_Problem to solve_
Retype the material word for word.
>> Start Task inputs
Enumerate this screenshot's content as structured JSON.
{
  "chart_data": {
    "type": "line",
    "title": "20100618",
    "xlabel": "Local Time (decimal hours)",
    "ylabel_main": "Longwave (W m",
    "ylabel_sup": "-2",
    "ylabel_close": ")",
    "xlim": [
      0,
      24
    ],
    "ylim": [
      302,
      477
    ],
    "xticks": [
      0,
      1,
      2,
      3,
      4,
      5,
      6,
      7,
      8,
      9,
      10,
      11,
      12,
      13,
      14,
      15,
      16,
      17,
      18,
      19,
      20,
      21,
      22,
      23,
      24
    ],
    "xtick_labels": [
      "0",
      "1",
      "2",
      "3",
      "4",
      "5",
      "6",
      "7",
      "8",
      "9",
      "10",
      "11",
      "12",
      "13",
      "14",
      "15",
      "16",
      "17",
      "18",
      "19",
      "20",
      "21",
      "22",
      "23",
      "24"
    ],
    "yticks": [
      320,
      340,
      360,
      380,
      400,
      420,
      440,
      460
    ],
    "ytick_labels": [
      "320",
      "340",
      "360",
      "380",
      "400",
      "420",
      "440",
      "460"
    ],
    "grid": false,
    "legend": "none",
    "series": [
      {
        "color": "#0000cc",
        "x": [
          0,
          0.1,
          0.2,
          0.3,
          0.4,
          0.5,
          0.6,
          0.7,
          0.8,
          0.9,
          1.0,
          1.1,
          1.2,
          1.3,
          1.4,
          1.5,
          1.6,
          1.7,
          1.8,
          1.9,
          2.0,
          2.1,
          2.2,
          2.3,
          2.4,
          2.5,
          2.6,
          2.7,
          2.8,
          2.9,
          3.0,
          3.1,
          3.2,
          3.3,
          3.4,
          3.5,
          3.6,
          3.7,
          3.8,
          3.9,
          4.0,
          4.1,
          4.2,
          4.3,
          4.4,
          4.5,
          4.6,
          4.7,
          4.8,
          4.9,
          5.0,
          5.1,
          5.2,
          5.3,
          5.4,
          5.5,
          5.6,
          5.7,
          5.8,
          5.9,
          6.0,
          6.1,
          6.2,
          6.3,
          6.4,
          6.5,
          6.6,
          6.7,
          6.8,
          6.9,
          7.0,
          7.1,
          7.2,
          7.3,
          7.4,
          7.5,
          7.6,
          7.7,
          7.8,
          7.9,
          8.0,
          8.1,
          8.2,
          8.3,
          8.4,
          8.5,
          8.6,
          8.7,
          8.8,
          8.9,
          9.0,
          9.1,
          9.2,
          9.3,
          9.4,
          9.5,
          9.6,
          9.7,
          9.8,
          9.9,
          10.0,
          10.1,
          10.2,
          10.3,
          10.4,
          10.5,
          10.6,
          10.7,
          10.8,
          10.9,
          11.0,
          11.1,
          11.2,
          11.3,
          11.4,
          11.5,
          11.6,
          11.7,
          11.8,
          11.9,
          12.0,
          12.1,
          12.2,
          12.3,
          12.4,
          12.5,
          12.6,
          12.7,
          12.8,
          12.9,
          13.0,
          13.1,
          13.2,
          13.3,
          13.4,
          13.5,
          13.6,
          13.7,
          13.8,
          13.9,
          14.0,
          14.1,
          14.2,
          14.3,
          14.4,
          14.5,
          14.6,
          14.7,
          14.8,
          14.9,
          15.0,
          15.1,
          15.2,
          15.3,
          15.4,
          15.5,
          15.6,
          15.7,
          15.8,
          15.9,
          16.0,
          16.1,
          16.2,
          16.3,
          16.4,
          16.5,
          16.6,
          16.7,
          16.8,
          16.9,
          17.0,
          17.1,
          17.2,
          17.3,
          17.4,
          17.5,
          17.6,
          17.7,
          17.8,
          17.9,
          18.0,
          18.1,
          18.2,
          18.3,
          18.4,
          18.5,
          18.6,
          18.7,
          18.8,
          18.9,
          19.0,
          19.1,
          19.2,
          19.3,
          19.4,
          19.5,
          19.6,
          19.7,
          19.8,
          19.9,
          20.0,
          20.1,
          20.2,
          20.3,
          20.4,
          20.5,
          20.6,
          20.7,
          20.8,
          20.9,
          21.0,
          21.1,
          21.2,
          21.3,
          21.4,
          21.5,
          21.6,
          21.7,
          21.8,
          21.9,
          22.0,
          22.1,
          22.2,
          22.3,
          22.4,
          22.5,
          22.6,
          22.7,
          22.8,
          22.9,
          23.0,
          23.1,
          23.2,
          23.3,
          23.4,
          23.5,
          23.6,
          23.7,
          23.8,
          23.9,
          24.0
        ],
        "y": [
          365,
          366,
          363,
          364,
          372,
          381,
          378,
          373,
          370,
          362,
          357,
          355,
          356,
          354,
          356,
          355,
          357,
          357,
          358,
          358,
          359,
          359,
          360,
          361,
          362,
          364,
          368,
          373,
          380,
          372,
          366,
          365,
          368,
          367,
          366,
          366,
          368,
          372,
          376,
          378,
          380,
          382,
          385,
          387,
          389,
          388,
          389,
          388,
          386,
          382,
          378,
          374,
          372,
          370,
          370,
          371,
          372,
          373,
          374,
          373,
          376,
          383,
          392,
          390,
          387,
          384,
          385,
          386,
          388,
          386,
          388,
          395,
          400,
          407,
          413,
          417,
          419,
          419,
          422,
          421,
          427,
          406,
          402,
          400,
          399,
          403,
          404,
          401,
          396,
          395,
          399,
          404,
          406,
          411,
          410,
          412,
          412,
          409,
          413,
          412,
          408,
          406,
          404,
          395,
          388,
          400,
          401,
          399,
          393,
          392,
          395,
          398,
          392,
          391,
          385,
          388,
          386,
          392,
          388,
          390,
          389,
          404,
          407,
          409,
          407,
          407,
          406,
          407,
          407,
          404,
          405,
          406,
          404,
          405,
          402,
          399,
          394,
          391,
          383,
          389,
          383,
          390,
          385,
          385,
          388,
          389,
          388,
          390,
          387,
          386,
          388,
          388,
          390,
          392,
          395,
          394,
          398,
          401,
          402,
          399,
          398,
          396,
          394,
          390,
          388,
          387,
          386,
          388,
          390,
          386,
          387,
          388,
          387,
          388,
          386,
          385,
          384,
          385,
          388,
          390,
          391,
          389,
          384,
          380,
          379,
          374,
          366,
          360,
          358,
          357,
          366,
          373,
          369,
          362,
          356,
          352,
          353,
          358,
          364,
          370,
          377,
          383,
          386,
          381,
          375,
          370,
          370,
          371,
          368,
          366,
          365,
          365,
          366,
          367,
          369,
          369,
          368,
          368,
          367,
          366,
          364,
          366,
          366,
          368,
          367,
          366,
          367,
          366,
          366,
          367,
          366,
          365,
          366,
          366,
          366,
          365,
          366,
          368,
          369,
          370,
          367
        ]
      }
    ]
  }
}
>> End Task inputs
_Full output_
Enumerate this screenshot's content as structured JSON.
{
  "chart_data": {
    "type": "line",
    "title": "20100618",
    "xlabel": "Local Time (decimal hours)",
    "ylabel_main": "Longwave (W m",
    "ylabel_sup": "-2",
    "ylabel_close": ")",
    "xlim": [
      0,
      24
    ],
    "ylim": [
      302,
      477
    ],
    "xticks": [
      0,
      1,
      2,
      3,
      4,
      5,
      6,
      7,
      8,
      9,
      10,
      11,
      12,
      13,
      14,
      15,
      16,
      17,
      18,
      19,
      20,
      21,
      22,
      23,
      24
    ],
    "xtick_labels": [
      "0",
      "1",
      "2",
      "3",
      "4",
      "5",
      "6",
      "7",
      "8",
      "9",
      "10",
      "11",
      "12",
      "13",
      "14",
      "15",
      "16",
      "17",
      "18",
      "19",
      "20",
      "21",
      "22",
      "23",
      "24"
    ],
    "yticks": [
      320,
      340,
      360,
      380,
      400,
      420,
      440,
      460
    ],
    "ytick_labels": [
      "320",
      "340",
      "360",
      "380",
      "400",
      "420",
      "440",
      "460"
    ],
    "grid": false,
    "legend": "none",
    "series": [
      {
        "color": "#0000cc",
        "x": [
          0,
          0.1,
          0.2,
          0.3,
          0.4,
          0.5,
          0.6,
          0.7,
          0.8,
          0.9,
          1.0,
          1.1,
          1.2,
          1.3,
          1.4,
          1.5,
          1.6,
          1.7,
          1.8,
          1.9,
          2.0,
          2.1,
          2.2,
          2.3,
          2.4,
          2.5,
          2.6,
          2.7,
          2.8,
          2.9,
          3.0,
          3.1,
          3.2,
          3.3,
          3.4,
          3.5,
          3.6,
          3.7,
          3.8,
          3.9,
          4.0,
          4.1,
          4.2,
          4.3,
          4.4,
          4.5,
          4.6,
          4.7,
          4.8,
          4.9,
          5.0,
          5.1,
          5.2,
          5.3,
          5.4,
          5.5,
          5.6,
          5.7,
          5.8,
          5.9,
          6.0,
          6.1,
          6.2,
          6.3,
          6.4,
          6.5,
          6.6,
          6.7,
          6.8,
          6.9,
          7.0,
          7.1,
          7.2,
          7.3,
          7.4,
          7.5,
          7.6,
          7.7,
          7.8,
          7.9,
          8.0,
          8.1,
          8.2,
          8.3,
          8.4,
          8.5,
          8.6,
          8.7,
          8.8,
          8.9,
          9.0,
          9.1,
          9.2,
          9.3,
          9.4,
          9.5,
          9.6,
          9.7,
          9.8,
          9.9,
          10.0,
          10.1,
          10.2,
          10.3,
          10.4,
          10.5,
          10.6,
          10.7,
          10.8,
          10.9,
          11.0,
          11.1,
          11.2,
          11.3,
          11.4,
          11.5,
          11.6,
          11.7,
          11.8,
          11.9,
          12.0,
          12.1,
          12.2,
          12.3,
          12.4,
          12.5,
          12.6,
          12.7,
          12.8,
          12.9,
          13.0,
          13.1,
          13.2,
          13.3,
          13.4,
          13.5,
          13.6,
          13.7,
          13.8,
          13.9,
          14.0,
          14.1,
          14.2,
          14.3,
          14.4,
          14.5,
          14.6,
          14.7,
          14.8,
          14.9,
          15.0,
          15.1,
          15.2,
          15.3,
          15.4,
          15.5,
          15.6,
          15.7,
          15.8,
          15.9,
          16.0,
          16.1,
          16.2,
          16.3,
          16.4,
          16.5,
          16.6,
          16.7,
          16.8,
          16.9,
          17.0,
          17.1,
          17.2,
          17.3,
          17.4,
          17.5,
          17.6,
          17.7,
          17.8,
          17.9,
          18.0,
          18.1,
          18.2,
          18.3,
          18.4,
          18.5,
          18.6,
          18.7,
          18.8,
          18.9,
          19.0,
          19.1,
          19.2,
          19.3,
          19.4,
          19.5,
          19.6,
          19.7,
          19.8,
          19.9,
          20.0,
          20.1,
          20.2,
          20.3,
          20.4,
          20.5,
          20.6,
          20.7,
          20.8,
          20.9,
          21.0,
          21.1,
          21.2,
          21.3,
          21.4,
          21.5,
          21.6,
          21.7,
          21.8,
          21.9,
          22.0,
          22.1,
          22.2,
          22.3,
          22.4,
          22.5,
          22.6,
          22.7,
          22.8,
          22.9,
          23.0,
          23.1,
          23.2,
          23.3,
          23.4,
          23.5,
          23.6,
          23.7,
          23.8,
          23.9,
          24.0
        ],
        "y": [
          365,
          366,
          363,
          364,
          372,
          381,
          378,
          373,
          370,
          362,
          357,
          355,
          356,
          354,
          356,
          355,
          357,
          357,
          358,
          358,
          359,
          359,
          360,
          361,
          362,
          364,
          368,
          373,
          380,
          372,
          366,
          365,
          368,
          367,
          366,
          366,
          368,
          372,
          376,
          378,
          380,
          382,
          385,
          387,
          389,
          388,
          389,
          388,
          386,
          382,
          378,
          374,
          372,
          370,
          370,
          371,
          372,
          373,
          374,
          373,
          376,
          383,
          392,
          390,
          387,
          384,
          385,
          386,
          388,
          386,
          388,
          395,
          400,
          407,
          413,
          417,
          419,
          419,
          422,
          421,
          427,
          406,
          402,
          400,
          399,
          403,
          404,
          401,
          396,
          395,
          399,
          404,
          406,
          411,
          410,
          412,
          412,
          409,
          413,
          412,
          408,
          406,
          404,
          395,
          388,
          400,
          401,
          399,
          393,
          392,
          395,
          398,
          392,
          391,
          385,
          388,
          386,
          392,
          388,
          390,
          389,
          404,
          407,
          409,
          407,
          407,
          406,
          407,
          407,
          404,
          405,
          406,
          404,
          405,
          402,
          399,
          394,
          391,
          383,
          389,
          383,
          390,
          385,
          385,
          388,
          389,
          388,
          390,
          387,
          386,
          388,
          388,
          390,
          392,
          395,
          394,
          398,
          401,
          402,
          399,
          398,
          396,
          394,
          390,
          388,
          387,
          386,
          388,
          390,
          386,
          387,
          388,
          387,
          388,
          386,
          385,
          384,
          385,
          388,
          390,
          391,
          389,
          384,
          380,
          379,
          374,
          366,
          360,
          358,
          357,
          366,
          373,
          369,
          362,
          356,
          352,
          353,
          358,
          364,
          370,
          377,
          383,
          386,
          381,
          375,
          370,
          370,
          371,
          368,
          366,
          365,
          365,
          366,
          367,
          369,
          369,
          368,
          368,
          367,
          366,
          364,
          366,
          366,
          368,
          367,
          366,
          367,
          366,
          366,
          367,
          366,
          365,
          366,
          366,
          366,
          365,
          366,
          368,
          369,
          370,
          367
        ]
      }
    ]
  }
}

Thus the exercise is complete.